==== Dataset records ====

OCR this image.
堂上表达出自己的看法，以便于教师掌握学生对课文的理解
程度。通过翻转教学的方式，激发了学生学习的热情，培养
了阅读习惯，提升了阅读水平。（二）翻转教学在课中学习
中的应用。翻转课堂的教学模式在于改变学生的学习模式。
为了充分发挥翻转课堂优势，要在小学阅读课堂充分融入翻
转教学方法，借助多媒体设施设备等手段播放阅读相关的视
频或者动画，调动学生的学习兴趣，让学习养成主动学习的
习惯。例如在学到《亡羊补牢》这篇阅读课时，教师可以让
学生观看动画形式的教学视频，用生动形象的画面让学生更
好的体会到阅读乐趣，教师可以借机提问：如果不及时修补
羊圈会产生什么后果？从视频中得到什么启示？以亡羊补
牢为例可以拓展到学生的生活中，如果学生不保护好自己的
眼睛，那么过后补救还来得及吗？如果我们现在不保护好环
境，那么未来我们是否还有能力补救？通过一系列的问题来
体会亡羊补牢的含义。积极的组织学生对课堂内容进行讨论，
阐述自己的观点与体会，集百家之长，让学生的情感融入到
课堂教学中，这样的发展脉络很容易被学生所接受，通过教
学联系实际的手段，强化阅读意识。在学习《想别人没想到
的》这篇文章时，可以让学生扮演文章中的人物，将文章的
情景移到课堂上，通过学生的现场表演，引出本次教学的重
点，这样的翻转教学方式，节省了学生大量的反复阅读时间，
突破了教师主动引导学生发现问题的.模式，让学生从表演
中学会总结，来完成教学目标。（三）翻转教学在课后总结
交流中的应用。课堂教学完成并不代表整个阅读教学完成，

====

[Exercise objective]:
Reproduce all the data word for word.

[Exercise solution]:
OCR this image.
堂上表达出自己的看法，以便于教师掌握学生对课文的理解
程度。通过翻转教学的方式，激发了学生学习的热情，培养
了阅读习惯，提升了阅读水平。（二）翻转教学在课中学习
中的应用。翻转课堂的教学模式在于改变学生的学习模式。
为了充分发挥翻转课堂优势，要在小学阅读课堂充分融入翻
转教学方法，借助多媒体设施设备等手段播放阅读相关的视
频或者动画，调动学生的学习兴趣，让学习养成主动学习的
习惯。例如在学到《亡羊补牢》这篇阅读课时，教师可以让
学生观看动画形式的教学视频，用生动形象的画面让学生更
好的体会到阅读乐趣，教师可以借机提问：如果不及时修补
羊圈会产生什么后果？从视频中得到什么启示？以亡羊补
牢为例可以拓展到学生的生活中，如果学生不保护好自己的
眼睛，那么过后补救还来得及吗？如果我们现在不保护好环
境，那么未来我们是否还有能力补救？通过一系列的问题来
体会亡羊补牢的含义。积极的组织学生对课堂内容进行讨论，
阐述自己的观点与体会，集百家之长，让学生的情感融入到
课堂教学中，这样的发展脉络很容易被学生所接受，通过教
学联系实际的手段，强化阅读意识。在学习《想别人没想到
的》这篇文章时，可以让学生扮演文章中的人物，将文章的
情景移到课堂上，通过学生的现场表演，引出本次教学的重
点，这样的翻转教学方式，节省了学生大量的反复阅读时间，
突破了教师主动引导学生发现问题的.模式，让学生从表演
中学会总结，来完成教学目标。（三）翻转教学在课后总结
交流中的应用。课堂教学完成并不代表整个阅读教学完成，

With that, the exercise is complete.